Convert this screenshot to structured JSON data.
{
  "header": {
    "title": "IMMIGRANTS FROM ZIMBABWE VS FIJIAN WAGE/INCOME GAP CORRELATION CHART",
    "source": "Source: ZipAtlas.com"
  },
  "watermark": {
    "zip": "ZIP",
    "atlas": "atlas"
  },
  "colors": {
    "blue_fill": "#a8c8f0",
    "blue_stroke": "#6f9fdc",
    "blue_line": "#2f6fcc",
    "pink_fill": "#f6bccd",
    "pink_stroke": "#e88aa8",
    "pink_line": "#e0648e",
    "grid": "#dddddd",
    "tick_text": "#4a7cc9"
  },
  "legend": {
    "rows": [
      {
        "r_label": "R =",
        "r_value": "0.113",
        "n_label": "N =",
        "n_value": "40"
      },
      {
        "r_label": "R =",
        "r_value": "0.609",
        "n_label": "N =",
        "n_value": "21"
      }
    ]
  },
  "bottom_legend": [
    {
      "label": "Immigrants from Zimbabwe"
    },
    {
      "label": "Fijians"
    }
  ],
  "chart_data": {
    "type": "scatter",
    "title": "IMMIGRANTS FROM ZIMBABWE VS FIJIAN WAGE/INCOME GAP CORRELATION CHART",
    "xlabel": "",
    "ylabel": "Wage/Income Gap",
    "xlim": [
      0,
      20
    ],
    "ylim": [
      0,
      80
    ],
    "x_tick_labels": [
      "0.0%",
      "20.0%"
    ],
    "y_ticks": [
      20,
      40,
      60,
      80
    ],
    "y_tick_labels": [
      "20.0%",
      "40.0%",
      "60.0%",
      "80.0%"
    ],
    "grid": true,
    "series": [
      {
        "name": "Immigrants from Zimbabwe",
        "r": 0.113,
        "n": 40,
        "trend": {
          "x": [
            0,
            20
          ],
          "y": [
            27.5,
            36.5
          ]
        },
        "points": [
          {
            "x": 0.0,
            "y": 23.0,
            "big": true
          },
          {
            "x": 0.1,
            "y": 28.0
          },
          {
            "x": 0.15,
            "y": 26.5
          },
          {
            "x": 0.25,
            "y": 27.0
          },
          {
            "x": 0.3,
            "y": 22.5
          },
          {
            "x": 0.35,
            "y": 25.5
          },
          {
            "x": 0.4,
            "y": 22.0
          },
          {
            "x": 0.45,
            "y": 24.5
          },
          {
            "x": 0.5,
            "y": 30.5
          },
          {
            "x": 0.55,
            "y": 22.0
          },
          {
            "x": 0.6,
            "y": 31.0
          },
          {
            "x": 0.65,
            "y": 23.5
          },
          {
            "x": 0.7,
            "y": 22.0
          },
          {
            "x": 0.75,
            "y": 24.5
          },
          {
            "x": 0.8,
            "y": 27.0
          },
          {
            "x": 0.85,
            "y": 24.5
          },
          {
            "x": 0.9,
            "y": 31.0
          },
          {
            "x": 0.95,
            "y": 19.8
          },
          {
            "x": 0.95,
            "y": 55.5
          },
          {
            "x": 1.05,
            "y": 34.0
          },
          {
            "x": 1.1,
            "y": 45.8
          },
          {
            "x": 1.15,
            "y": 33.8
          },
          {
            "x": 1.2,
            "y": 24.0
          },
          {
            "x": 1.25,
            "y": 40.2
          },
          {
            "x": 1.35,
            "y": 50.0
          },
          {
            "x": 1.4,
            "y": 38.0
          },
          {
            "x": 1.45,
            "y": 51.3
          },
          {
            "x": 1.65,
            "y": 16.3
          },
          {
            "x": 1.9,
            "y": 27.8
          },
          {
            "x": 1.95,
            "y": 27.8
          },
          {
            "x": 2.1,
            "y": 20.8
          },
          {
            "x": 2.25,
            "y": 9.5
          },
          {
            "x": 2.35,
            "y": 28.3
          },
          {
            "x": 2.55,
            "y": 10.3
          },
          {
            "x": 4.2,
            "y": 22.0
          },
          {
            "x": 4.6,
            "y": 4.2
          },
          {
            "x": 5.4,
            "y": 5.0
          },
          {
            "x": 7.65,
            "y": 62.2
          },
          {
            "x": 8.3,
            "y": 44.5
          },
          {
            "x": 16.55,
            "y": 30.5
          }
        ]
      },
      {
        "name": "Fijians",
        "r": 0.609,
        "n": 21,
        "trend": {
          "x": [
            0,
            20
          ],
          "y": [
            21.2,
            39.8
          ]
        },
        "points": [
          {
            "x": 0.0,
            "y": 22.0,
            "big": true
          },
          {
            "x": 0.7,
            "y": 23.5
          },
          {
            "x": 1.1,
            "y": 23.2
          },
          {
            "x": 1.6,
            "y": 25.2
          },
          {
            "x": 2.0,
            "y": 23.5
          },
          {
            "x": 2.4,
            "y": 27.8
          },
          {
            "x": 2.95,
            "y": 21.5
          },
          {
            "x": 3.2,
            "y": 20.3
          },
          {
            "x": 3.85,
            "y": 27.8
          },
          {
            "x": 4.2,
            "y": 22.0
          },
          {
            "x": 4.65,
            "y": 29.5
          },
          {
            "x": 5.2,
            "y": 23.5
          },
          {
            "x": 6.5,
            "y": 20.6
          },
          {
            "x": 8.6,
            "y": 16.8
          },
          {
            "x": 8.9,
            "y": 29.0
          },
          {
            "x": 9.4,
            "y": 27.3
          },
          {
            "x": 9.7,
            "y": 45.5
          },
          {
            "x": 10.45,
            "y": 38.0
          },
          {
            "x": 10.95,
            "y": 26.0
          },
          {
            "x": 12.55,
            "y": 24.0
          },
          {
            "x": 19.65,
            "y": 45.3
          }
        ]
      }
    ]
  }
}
────────
* Work required: Copy the material above, line for line.

* Output below:
Convert this screenshot to structured JSON data.
{
  "header": {
    "title": "IMMIGRANTS FROM ZIMBABWE VS FIJIAN WAGE/INCOME GAP CORRELATION CHART",
    "source": "Source: ZipAtlas.com"
  },
  "watermark": {
    "zip": "ZIP",
    "atlas": "atlas"
  },
  "colors": {
    "blue_fill": "#a8c8f0",
    "blue_stroke": "#6f9fdc",
    "blue_line": "#2f6fcc",
    "pink_fill": "#f6bccd",
    "pink_stroke": "#e88aa8",
    "pink_line": "#e0648e",
    "grid": "#dddddd",
    "tick_text": "#4a7cc9"
  },
  "legend": {
    "rows": [
      {
        "r_label": "R =",
        "r_value": "0.113",
        "n_label": "N =",
        "n_value": "40"
      },
      {
        "r_label": "R =",
        "r_value": "0.609",
        "n_label": "N =",
        "n_value": "21"
      }
    ]
  },
  "bottom_legend": [
    {
      "label": "Immigrants from Zimbabwe"
    },
    {
      "label": "Fijians"
    }
  ],
  "chart_data": {
    "type": "scatter",
    "title": "IMMIGRANTS FROM ZIMBABWE VS FIJIAN WAGE/INCOME GAP CORRELATION CHART",
    "xlabel": "",
    "ylabel": "Wage/Income Gap",
    "xlim": [
      0,
      20
    ],
    "ylim": [
      0,
      80
    ],
    "x_tick_labels": [
      "0.0%",
      "20.0%"
    ],
    "y_ticks": [
      20,
      40,
      60,
      80
    ],
    "y_tick_labels": [
      "20.0%",
      "40.0%",
      "60.0%",
      "80.0%"
    ],
    "grid": true,
    "series": [
      {
        "name": "Immigrants from Zimbabwe",
        "r": 0.113,
        "n": 40,
        "trend": {
          "x": [
            0,
            20
          ],
          "y": [
            27.5,
            36.5
          ]
        },
        "points": [
          {
            "x": 0.0,
            "y": 23.0,
            "big": true
          },
          {
            "x": 0.1,
            "y": 28.0
          },
          {
            "x": 0.15,
            "y": 26.5
          },
          {
            "x": 0.25,
            "y": 27.0
          },
          {
            "x": 0.3,
            "y": 22.5
          },
          {
            "x": 0.35,
            "y": 25.5
          },
          {
            "x": 0.4,
            "y": 22.0
          },
          {
            "x": 0.45,
            "y": 24.5
          },
          {
            "x": 0.5,
            "y": 30.5
          },
          {
            "x": 0.55,
            "y": 22.0
          },
          {
            "x": 0.6,
            "y": 31.0
          },
          {
            "x": 0.65,
            "y": 23.5
          },
          {
            "x": 0.7,
            "y": 22.0
          },
          {
            "x": 0.75,
            "y": 24.5
          },
          {
            "x": 0.8,
            "y": 27.0
          },
          {
            "x": 0.85,
            "y": 24.5
          },
          {
            "x": 0.9,
            "y": 31.0
          },
          {
            "x": 0.95,
            "y": 19.8
          },
          {
            "x": 0.95,
            "y": 55.5
          },
          {
            "x": 1.05,
            "y": 34.0
          },
          {
            "x": 1.1,
            "y": 45.8
          },
          {
            "x": 1.15,
            "y": 33.8
          },
          {
            "x": 1.2,
            "y": 24.0
          },
          {
            "x": 1.25,
            "y": 40.2
          },
          {
            "x": 1.35,
            "y": 50.0
          },
          {
            "x": 1.4,
            "y": 38.0
          },
          {
            "x": 1.45,
            "y": 51.3
          },
          {
            "x": 1.65,
            "y": 16.3
          },
          {
            "x": 1.9,
            "y": 27.8
          },
          {
            "x": 1.95,
            "y": 27.8
          },
          {
            "x": 2.1,
            "y": 20.8
          },
          {
            "x": 2.25,
            "y": 9.5
          },
          {
            "x": 2.35,
            "y": 28.3
          },
          {
            "x": 2.55,
            "y": 10.3
          },
          {
            "x": 4.2,
            "y": 22.0
          },
          {
            "x": 4.6,
            "y": 4.2
          },
          {
            "x": 5.4,
            "y": 5.0
          },
          {
            "x": 7.65,
            "y": 62.2
          },
          {
            "x": 8.3,
            "y": 44.5
          },
          {
            "x": 16.55,
            "y": 30.5
          }
        ]
      },
      {
        "name": "Fijians",
        "r": 0.609,
        "n": 21,
        "trend": {
          "x": [
            0,
            20
          ],
          "y": [
            21.2,
            39.8
          ]
        },
        "points": [
          {
            "x": 0.0,
            "y": 22.0,
            "big": true
          },
          {
            "x": 0.7,
            "y": 23.5
          },
          {
            "x": 1.1,
            "y": 23.2
          },
          {
            "x": 1.6,
            "y": 25.2
          },
          {
            "x": 2.0,
            "y": 23.5
          },
          {
            "x": 2.4,
            "y": 27.8
          },
          {
            "x": 2.95,
            "y": 21.5
          },
          {
            "x": 3.2,
            "y": 20.3
          },
          {
            "x": 3.85,
            "y": 27.8
          },
          {
            "x": 4.2,
            "y": 22.0
          },
          {
            "x": 4.65,
            "y": 29.5
          },
          {
            "x": 5.2,
            "y": 23.5
          },
          {
            "x": 6.5,
            "y": 20.6
          },
          {
            "x": 8.6,
            "y": 16.8
          },
          {
            "x": 8.9,
            "y": 29.0
          },
          {
            "x": 9.4,
            "y": 27.3
          },
          {
            "x": 9.7,
            "y": 45.5
          },
          {
            "x": 10.45,
            "y": 38.0
          },
          {
            "x": 10.95,
            "y": 26.0
          },
          {
            "x": 12.55,
            "y": 24.0
          },
          {
            "x": 19.65,
            "y": 45.3
          }
        ]
      }
    ]
  }
}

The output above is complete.